## SET PROBLEM
Make an exact copy of the data below, leaving out every picture.

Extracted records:
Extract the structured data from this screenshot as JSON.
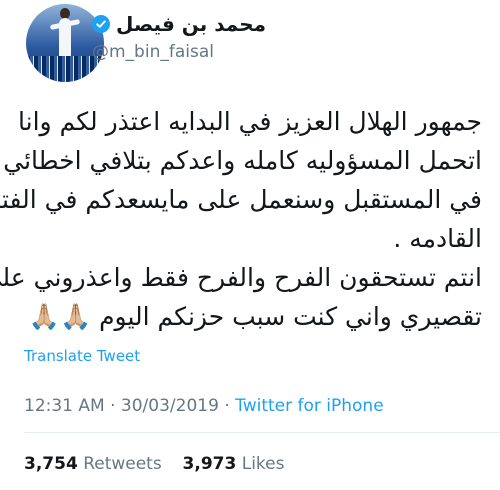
{
  "author": {
    "display_name": "محمد بن فيصل",
    "handle": "@m_bin_faisal",
    "verified_icon": "verified-badge-icon",
    "verified_color": "#1da1f2"
  },
  "tweet": {
    "lines": [
      "جمهور الهلال العزيز في البدايه اعتذر لكم وانا",
      "اتحمل المسؤوليه كامله واعدكم بتلافي اخطائي",
      "في المستقبل وسنعمل على مايسعدكم في الفتره",
      "القادمه .",
      "انتم تستحقون الفرح والفرح فقط واعذروني على",
      "تقصيري واني كنت سبب حزنكم اليوم 🙏🏼🙏🏼"
    ],
    "translate_label": "Translate Tweet",
    "time": "12:31 AM",
    "separator": "·",
    "date": "30/03/2019",
    "source": "Twitter for iPhone"
  },
  "stats": {
    "retweets_count": "3,754",
    "retweets_label": "Retweets",
    "likes_count": "3,973",
    "likes_label": "Likes"
  },
  "colors": {
    "link": "#1da1f2",
    "muted": "#657786",
    "text": "#14171a"
  }
}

## THE COMPLETED TASK
Extract the structured data from this screenshot as JSON.
{
  "author": {
    "display_name": "محمد بن فيصل",
    "handle": "@m_bin_faisal",
    "verified_icon": "verified-badge-icon",
    "verified_color": "#1da1f2"
  },
  "tweet": {
    "lines": [
      "جمهور الهلال العزيز في البدايه اعتذر لكم وانا",
      "اتحمل المسؤوليه كامله واعدكم بتلافي اخطائي",
      "في المستقبل وسنعمل على مايسعدكم في الفتره",
      "القادمه .",
      "انتم تستحقون الفرح والفرح فقط واعذروني على",
      "تقصيري واني كنت سبب حزنكم اليوم 🙏🏼🙏🏼"
    ],
    "translate_label": "Translate Tweet",
    "time": "12:31 AM",
    "separator": "·",
    "date": "30/03/2019",
    "source": "Twitter for iPhone"
  },
  "stats": {
    "retweets_count": "3,754",
    "retweets_label": "Retweets",
    "likes_count": "3,973",
    "likes_label": "Likes"
  },
  "colors": {
    "link": "#1da1f2",
    "muted": "#657786",
    "text": "#14171a"
  }
}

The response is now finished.